▶ _DATASET_

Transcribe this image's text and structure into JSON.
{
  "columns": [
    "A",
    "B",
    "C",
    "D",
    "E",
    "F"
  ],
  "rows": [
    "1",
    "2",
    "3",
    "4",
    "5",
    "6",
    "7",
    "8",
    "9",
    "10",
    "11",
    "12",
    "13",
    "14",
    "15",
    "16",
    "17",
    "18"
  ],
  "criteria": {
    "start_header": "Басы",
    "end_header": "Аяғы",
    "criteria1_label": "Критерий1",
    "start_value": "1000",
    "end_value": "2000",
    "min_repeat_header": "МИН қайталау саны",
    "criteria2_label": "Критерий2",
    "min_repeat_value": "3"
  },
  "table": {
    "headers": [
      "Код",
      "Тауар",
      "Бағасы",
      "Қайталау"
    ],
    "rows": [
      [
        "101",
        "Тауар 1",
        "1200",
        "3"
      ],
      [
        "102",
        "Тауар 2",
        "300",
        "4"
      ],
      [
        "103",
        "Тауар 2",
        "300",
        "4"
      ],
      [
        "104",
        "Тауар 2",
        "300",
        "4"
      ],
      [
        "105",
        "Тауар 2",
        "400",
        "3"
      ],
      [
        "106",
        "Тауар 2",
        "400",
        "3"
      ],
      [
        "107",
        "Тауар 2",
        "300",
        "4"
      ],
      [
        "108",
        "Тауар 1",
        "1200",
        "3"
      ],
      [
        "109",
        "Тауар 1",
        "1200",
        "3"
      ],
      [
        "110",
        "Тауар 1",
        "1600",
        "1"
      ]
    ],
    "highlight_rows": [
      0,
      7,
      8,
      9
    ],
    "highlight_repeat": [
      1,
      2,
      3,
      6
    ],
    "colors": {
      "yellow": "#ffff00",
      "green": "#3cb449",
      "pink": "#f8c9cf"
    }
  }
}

▶ _TASK GOAL_
Print the material verbatim, all of it.

▶ _COMPLETE ANSWER_
Transcribe this image's text and structure into JSON.
{
  "columns": [
    "A",
    "B",
    "C",
    "D",
    "E",
    "F"
  ],
  "rows": [
    "1",
    "2",
    "3",
    "4",
    "5",
    "6",
    "7",
    "8",
    "9",
    "10",
    "11",
    "12",
    "13",
    "14",
    "15",
    "16",
    "17",
    "18"
  ],
  "criteria": {
    "start_header": "Басы",
    "end_header": "Аяғы",
    "criteria1_label": "Критерий1",
    "start_value": "1000",
    "end_value": "2000",
    "min_repeat_header": "МИН қайталау саны",
    "criteria2_label": "Критерий2",
    "min_repeat_value": "3"
  },
  "table": {
    "headers": [
      "Код",
      "Тауар",
      "Бағасы",
      "Қайталау"
    ],
    "rows": [
      [
        "101",
        "Тауар 1",
        "1200",
        "3"
      ],
      [
        "102",
        "Тауар 2",
        "300",
        "4"
      ],
      [
        "103",
        "Тауар 2",
        "300",
        "4"
      ],
      [
        "104",
        "Тауар 2",
        "300",
        "4"
      ],
      [
        "105",
        "Тауар 2",
        "400",
        "3"
      ],
      [
        "106",
        "Тауар 2",
        "400",
        "3"
      ],
      [
        "107",
        "Тауар 2",
        "300",
        "4"
      ],
      [
        "108",
        "Тауар 1",
        "1200",
        "3"
      ],
      [
        "109",
        "Тауар 1",
        "1200",
        "3"
      ],
      [
        "110",
        "Тауар 1",
        "1600",
        "1"
      ]
    ],
    "highlight_rows": [
      0,
      7,
      8,
      9
    ],
    "highlight_repeat": [
      1,
      2,
      3,
      6
    ],
    "colors": {
      "yellow": "#ffff00",
      "green": "#3cb449",
      "pink": "#f8c9cf"
    }
  }
}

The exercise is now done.